---------- Records supplied ----------

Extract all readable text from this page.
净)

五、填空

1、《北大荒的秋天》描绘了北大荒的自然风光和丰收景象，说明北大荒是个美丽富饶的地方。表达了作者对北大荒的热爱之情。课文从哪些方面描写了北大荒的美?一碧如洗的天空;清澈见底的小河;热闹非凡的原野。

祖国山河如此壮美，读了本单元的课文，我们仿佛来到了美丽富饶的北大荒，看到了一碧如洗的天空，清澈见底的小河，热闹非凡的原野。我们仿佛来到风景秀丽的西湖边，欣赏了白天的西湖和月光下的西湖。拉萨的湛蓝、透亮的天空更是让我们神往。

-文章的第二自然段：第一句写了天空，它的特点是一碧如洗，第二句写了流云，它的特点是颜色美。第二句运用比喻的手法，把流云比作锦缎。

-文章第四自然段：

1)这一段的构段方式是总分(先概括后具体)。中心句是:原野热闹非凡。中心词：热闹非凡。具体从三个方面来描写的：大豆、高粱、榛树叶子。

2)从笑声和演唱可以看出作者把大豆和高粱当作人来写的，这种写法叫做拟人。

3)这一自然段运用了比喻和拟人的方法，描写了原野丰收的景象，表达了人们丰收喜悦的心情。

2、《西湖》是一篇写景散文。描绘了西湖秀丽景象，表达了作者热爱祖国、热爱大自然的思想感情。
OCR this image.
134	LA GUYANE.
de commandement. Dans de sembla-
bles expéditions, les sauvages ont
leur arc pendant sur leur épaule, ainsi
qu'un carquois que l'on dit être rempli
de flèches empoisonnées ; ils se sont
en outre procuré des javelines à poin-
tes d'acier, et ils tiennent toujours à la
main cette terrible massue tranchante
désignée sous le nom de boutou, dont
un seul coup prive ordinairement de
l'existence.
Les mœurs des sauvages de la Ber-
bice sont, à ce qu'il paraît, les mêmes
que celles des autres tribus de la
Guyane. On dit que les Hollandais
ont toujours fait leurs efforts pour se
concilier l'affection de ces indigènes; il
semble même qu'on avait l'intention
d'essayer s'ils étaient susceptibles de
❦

----------

Requirements
Every entry above should be retyped exactly as shown.

Reply
Extract all readable text from this page.
净)

五、填空

1、《北大荒的秋天》描绘了北大荒的自然风光和丰收景象，说明北大荒是个美丽富饶的地方。表达了作者对北大荒的热爱之情。课文从哪些方面描写了北大荒的美?一碧如洗的天空;清澈见底的小河;热闹非凡的原野。

祖国山河如此壮美，读了本单元的课文，我们仿佛来到了美丽富饶的北大荒，看到了一碧如洗的天空，清澈见底的小河，热闹非凡的原野。我们仿佛来到风景秀丽的西湖边，欣赏了白天的西湖和月光下的西湖。拉萨的湛蓝、透亮的天空更是让我们神往。

-文章的第二自然段：第一句写了天空，它的特点是一碧如洗，第二句写了流云，它的特点是颜色美。第二句运用比喻的手法，把流云比作锦缎。

-文章第四自然段：

1)这一段的构段方式是总分(先概括后具体)。中心句是:原野热闹非凡。中心词：热闹非凡。具体从三个方面来描写的：大豆、高粱、榛树叶子。

2)从笑声和演唱可以看出作者把大豆和高粱当作人来写的，这种写法叫做拟人。

3)这一自然段运用了比喻和拟人的方法，描写了原野丰收的景象，表达了人们丰收喜悦的心情。

2、《西湖》是一篇写景散文。描绘了西湖秀丽景象，表达了作者热爱祖国、热爱大自然的思想感情。
OCR this image.
134	LA GUYANE.
de commandement. Dans de sembla-
bles expéditions, les sauvages ont
leur arc pendant sur leur épaule, ainsi
qu'un carquois que l'on dit être rempli
de flèches empoisonnées ; ils se sont
en outre procuré des javelines à poin-
tes d'acier, et ils tiennent toujours à la
main cette terrible massue tranchante
désignée sous le nom de boutou, dont
un seul coup prive ordinairement de
l'existence.
Les mœurs des sauvages de la Ber-
bice sont, à ce qu'il paraît, les mêmes
que celles des autres tribus de la
Guyane. On dit que les Hollandais
ont toujours fait leurs efforts pour se
concilier l'affection de ces indigènes; il
semble même qu'on avait l'intention
d'essayer s'ils étaient susceptibles de
❦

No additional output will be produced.